*STATED GOAL*: Pictures stay out of the copy; set down each line of the listing below exactly.

*INFORMATION SUPPLIED*:
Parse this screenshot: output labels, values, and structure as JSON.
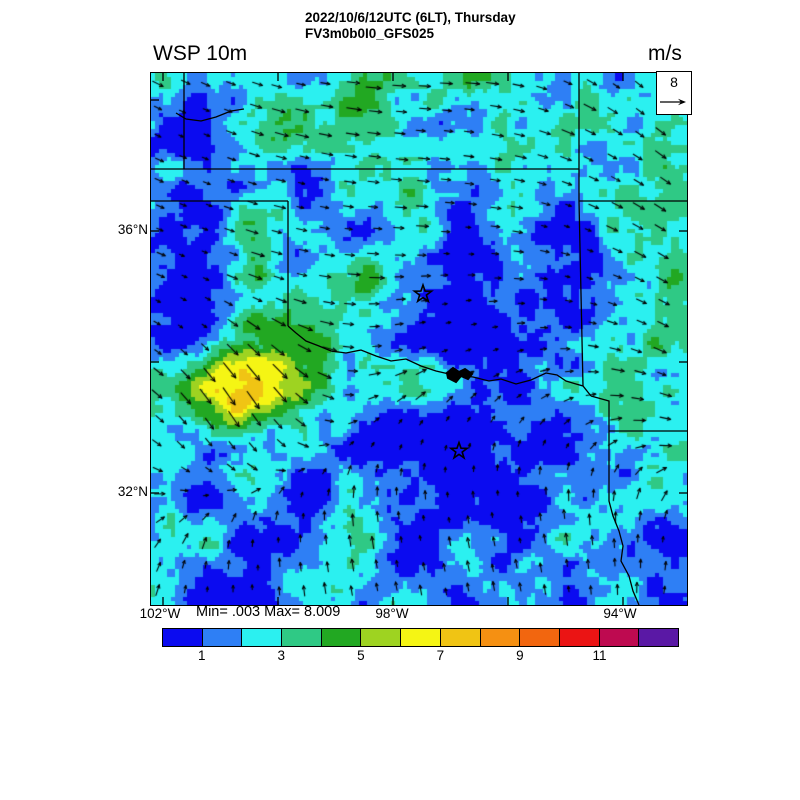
{
  "header": {
    "title_line1": "2022/10/6/12UTC (6LT), Thursday",
    "title_line2": "FV3m0b0I0_GFS025",
    "variable_label": "WSP 10m",
    "units_label": "m/s"
  },
  "map": {
    "min_max_label": "Min= .003 Max= 8.009",
    "reference_vector_label": "8",
    "lat_tick_labels": [
      "36°N",
      "32°N"
    ],
    "lon_tick_labels": [
      "102°W",
      "98°W",
      "94°W"
    ]
  },
  "colorbar": {
    "tick_labels": [
      "1",
      "3",
      "5",
      "7",
      "9",
      "11"
    ],
    "tick_values": [
      1,
      3,
      5,
      7,
      9,
      11
    ]
  },
  "chart_data": {
    "type": "heatmap",
    "title": "2022/10/6/12UTC (6LT), Thursday",
    "subtitle": "FV3m0b0I0_GFS025",
    "variable": "WSP 10m",
    "units": "m/s",
    "region": "Oklahoma / North Texas with state borders, city stars and Lake Texoma shown",
    "overlay": "wind vector arrows on regular grid",
    "min": 0.003,
    "max": 8.009,
    "reference_vector_mps": 8,
    "lat_ticks": [
      {
        "label": "36°N",
        "value": 36
      },
      {
        "label": "32°N",
        "value": 32
      }
    ],
    "lon_ticks": [
      {
        "label": "102°W",
        "value": -102
      },
      {
        "label": "98°W",
        "value": -98
      },
      {
        "label": "94°W",
        "value": -94
      }
    ],
    "lat_range_displayed": [
      30.3,
      38.4
    ],
    "lon_range_displayed": [
      -102.2,
      -92.9
    ],
    "grid_tick_interval_deg": 2,
    "colorbar_levels": [
      0,
      1,
      2,
      3,
      4,
      5,
      6,
      7,
      8,
      9,
      10,
      11,
      12
    ],
    "colorbar_tick_labels": [
      "1",
      "3",
      "5",
      "7",
      "9",
      "11"
    ],
    "colorbar_colors": [
      "#0b0bf0",
      "#2e7ff5",
      "#2bf0f0",
      "#2fc985",
      "#22a822",
      "#9ed321",
      "#f5f514",
      "#f0c414",
      "#f59012",
      "#f2660f",
      "#eb1414",
      "#be0a50",
      "#5a18a5"
    ],
    "legend_position": "bottom",
    "field_description": "10 m wind speed filled contours, mostly 1-3 m/s (blue/cyan), green patches 3-5 m/s, yellow-orange maximum 6-8 m/s in southwest quadrant"
  }
}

*ANSWER TO THE PROBLEM*:
Parse this screenshot: output labels, values, and structure as JSON.
{
  "header": {
    "title_line1": "2022/10/6/12UTC (6LT), Thursday",
    "title_line2": "FV3m0b0I0_GFS025",
    "variable_label": "WSP 10m",
    "units_label": "m/s"
  },
  "map": {
    "min_max_label": "Min= .003 Max= 8.009",
    "reference_vector_label": "8",
    "lat_tick_labels": [
      "36°N",
      "32°N"
    ],
    "lon_tick_labels": [
      "102°W",
      "98°W",
      "94°W"
    ]
  },
  "colorbar": {
    "tick_labels": [
      "1",
      "3",
      "5",
      "7",
      "9",
      "11"
    ],
    "tick_values": [
      1,
      3,
      5,
      7,
      9,
      11
    ]
  },
  "chart_data": {
    "type": "heatmap",
    "title": "2022/10/6/12UTC (6LT), Thursday",
    "subtitle": "FV3m0b0I0_GFS025",
    "variable": "WSP 10m",
    "units": "m/s",
    "region": "Oklahoma / North Texas with state borders, city stars and Lake Texoma shown",
    "overlay": "wind vector arrows on regular grid",
    "min": 0.003,
    "max": 8.009,
    "reference_vector_mps": 8,
    "lat_ticks": [
      {
        "label": "36°N",
        "value": 36
      },
      {
        "label": "32°N",
        "value": 32
      }
    ],
    "lon_ticks": [
      {
        "label": "102°W",
        "value": -102
      },
      {
        "label": "98°W",
        "value": -98
      },
      {
        "label": "94°W",
        "value": -94
      }
    ],
    "lat_range_displayed": [
      30.3,
      38.4
    ],
    "lon_range_displayed": [
      -102.2,
      -92.9
    ],
    "grid_tick_interval_deg": 2,
    "colorbar_levels": [
      0,
      1,
      2,
      3,
      4,
      5,
      6,
      7,
      8,
      9,
      10,
      11,
      12
    ],
    "colorbar_tick_labels": [
      "1",
      "3",
      "5",
      "7",
      "9",
      "11"
    ],
    "colorbar_colors": [
      "#0b0bf0",
      "#2e7ff5",
      "#2bf0f0",
      "#2fc985",
      "#22a822",
      "#9ed321",
      "#f5f514",
      "#f0c414",
      "#f59012",
      "#f2660f",
      "#eb1414",
      "#be0a50",
      "#5a18a5"
    ],
    "legend_position": "bottom",
    "field_description": "10 m wind speed filled contours, mostly 1-3 m/s (blue/cyan), green patches 3-5 m/s, yellow-orange maximum 6-8 m/s in southwest quadrant"
  }
}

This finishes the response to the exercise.